What is needed: Write out each line from the data below that includes the word "this".

Given data:

»»

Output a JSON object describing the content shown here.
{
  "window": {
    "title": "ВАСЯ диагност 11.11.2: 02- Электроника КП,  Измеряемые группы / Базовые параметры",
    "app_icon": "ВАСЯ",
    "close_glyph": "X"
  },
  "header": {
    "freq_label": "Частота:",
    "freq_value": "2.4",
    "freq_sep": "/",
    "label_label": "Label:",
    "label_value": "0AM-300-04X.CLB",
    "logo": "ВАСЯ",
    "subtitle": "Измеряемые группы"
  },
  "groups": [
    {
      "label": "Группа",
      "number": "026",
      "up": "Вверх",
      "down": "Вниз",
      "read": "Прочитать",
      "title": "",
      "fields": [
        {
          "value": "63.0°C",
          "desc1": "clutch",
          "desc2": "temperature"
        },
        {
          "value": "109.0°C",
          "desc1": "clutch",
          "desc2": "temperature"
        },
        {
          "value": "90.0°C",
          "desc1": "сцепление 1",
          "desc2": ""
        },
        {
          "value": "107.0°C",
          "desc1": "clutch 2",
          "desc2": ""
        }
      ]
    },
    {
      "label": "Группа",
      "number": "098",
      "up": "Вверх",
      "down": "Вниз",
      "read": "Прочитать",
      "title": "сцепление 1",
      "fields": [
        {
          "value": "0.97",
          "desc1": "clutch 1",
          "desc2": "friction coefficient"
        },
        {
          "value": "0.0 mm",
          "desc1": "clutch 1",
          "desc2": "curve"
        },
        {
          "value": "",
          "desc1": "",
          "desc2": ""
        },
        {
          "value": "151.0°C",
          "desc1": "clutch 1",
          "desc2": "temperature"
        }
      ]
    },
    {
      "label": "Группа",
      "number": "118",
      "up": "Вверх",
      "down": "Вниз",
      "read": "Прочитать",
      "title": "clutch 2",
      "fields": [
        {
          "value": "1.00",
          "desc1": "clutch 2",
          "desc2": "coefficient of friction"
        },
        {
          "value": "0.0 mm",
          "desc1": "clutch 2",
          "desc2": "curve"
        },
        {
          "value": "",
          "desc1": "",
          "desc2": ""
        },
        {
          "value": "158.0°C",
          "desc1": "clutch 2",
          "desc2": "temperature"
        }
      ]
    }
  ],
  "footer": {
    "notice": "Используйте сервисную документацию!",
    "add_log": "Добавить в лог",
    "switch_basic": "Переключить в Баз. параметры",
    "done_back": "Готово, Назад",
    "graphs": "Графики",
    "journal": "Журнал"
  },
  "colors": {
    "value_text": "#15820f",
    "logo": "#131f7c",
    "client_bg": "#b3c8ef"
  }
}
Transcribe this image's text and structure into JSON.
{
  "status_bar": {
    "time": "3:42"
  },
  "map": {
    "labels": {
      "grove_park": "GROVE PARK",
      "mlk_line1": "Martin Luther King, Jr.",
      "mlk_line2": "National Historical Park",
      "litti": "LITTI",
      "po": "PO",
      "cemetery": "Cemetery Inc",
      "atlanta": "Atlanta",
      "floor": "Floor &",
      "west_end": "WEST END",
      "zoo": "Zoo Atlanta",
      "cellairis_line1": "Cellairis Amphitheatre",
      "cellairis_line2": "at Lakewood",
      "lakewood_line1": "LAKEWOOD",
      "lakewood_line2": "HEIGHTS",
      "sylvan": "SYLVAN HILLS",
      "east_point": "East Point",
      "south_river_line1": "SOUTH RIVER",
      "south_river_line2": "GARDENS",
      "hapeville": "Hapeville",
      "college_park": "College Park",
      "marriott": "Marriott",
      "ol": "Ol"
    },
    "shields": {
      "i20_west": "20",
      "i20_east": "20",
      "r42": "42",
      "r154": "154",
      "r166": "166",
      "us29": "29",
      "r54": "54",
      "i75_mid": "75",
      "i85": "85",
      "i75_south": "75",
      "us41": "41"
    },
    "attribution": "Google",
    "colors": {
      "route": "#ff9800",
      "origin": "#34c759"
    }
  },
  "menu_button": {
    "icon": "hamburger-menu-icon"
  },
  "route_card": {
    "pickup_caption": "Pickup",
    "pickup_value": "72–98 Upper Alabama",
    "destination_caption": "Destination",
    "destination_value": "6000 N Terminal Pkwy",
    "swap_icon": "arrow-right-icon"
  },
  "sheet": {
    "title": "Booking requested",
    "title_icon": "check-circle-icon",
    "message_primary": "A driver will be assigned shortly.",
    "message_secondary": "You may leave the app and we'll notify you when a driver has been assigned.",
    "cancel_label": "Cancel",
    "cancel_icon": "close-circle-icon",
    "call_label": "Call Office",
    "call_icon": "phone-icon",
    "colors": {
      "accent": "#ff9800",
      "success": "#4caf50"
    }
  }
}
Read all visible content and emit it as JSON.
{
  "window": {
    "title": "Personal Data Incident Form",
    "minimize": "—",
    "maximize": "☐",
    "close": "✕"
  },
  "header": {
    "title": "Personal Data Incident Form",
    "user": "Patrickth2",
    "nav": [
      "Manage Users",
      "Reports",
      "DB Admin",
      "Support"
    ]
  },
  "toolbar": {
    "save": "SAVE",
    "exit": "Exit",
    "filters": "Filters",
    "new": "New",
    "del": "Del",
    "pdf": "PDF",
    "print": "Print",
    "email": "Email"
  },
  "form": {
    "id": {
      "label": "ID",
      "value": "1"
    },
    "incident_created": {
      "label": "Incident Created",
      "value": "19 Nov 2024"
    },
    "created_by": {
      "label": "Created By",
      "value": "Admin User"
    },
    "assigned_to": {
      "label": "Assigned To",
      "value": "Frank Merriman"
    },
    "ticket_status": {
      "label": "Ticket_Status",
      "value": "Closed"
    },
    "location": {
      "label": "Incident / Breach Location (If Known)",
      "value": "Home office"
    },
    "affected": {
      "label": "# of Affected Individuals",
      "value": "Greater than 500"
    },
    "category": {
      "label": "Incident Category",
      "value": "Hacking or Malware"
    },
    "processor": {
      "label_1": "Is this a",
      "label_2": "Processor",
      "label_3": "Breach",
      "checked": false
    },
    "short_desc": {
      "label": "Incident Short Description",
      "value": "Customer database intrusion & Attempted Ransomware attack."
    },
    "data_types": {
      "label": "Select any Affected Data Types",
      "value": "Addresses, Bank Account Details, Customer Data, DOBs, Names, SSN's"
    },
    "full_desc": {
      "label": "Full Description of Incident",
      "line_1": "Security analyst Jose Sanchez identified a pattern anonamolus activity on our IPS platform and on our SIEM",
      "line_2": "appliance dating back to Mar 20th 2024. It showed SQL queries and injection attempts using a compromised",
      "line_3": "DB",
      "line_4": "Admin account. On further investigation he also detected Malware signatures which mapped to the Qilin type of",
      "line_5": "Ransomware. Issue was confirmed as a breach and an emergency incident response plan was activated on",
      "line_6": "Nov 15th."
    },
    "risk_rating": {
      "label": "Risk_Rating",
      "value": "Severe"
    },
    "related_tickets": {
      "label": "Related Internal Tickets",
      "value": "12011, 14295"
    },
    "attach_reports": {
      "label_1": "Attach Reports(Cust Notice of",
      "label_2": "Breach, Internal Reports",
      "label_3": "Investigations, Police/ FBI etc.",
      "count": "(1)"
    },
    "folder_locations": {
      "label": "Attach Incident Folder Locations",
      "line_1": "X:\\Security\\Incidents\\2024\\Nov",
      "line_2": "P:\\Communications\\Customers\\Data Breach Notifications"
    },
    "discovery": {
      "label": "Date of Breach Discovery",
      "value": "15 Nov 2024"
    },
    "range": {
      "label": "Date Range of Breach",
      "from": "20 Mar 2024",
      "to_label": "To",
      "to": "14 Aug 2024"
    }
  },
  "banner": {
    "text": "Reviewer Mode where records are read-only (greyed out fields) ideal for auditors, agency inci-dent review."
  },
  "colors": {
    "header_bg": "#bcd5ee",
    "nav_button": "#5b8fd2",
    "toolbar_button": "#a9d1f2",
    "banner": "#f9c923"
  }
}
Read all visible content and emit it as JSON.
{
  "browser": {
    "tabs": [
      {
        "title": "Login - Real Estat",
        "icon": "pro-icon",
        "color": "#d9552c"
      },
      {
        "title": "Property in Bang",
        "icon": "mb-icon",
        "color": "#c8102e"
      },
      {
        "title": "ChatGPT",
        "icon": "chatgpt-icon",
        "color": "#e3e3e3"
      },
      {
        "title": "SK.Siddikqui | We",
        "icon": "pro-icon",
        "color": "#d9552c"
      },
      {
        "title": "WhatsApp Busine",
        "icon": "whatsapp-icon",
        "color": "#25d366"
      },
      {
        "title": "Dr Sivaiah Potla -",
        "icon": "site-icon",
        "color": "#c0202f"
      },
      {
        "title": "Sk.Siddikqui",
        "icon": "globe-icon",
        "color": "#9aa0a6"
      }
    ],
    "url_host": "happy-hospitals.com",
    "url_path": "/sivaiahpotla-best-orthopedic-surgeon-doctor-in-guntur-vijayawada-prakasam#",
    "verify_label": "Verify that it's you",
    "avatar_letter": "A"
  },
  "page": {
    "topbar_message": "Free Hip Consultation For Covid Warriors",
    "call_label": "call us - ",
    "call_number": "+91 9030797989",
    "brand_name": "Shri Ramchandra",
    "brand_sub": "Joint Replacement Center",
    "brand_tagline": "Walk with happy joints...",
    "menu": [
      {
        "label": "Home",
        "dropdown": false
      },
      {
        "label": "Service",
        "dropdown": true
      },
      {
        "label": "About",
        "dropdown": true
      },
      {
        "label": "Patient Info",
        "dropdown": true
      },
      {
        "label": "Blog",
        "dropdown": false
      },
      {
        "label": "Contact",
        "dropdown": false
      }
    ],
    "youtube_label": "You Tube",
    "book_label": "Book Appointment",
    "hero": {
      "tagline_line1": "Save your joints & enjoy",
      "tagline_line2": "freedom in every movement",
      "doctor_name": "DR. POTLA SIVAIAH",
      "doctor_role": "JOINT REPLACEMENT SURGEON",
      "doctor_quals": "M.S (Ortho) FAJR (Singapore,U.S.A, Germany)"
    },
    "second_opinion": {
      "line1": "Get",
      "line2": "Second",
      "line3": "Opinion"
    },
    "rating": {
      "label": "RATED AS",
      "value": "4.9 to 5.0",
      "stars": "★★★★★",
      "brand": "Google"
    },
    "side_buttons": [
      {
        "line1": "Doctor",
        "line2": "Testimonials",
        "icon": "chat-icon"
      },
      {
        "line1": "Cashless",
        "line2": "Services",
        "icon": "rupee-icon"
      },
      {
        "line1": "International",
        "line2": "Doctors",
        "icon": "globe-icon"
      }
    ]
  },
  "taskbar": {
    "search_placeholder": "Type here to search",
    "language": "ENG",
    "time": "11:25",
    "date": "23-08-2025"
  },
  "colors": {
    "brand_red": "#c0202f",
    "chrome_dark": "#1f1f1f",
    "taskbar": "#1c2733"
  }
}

««

Result of the task:
Transcribe this image's text and structure into JSON.
      "label_1": "Is this a",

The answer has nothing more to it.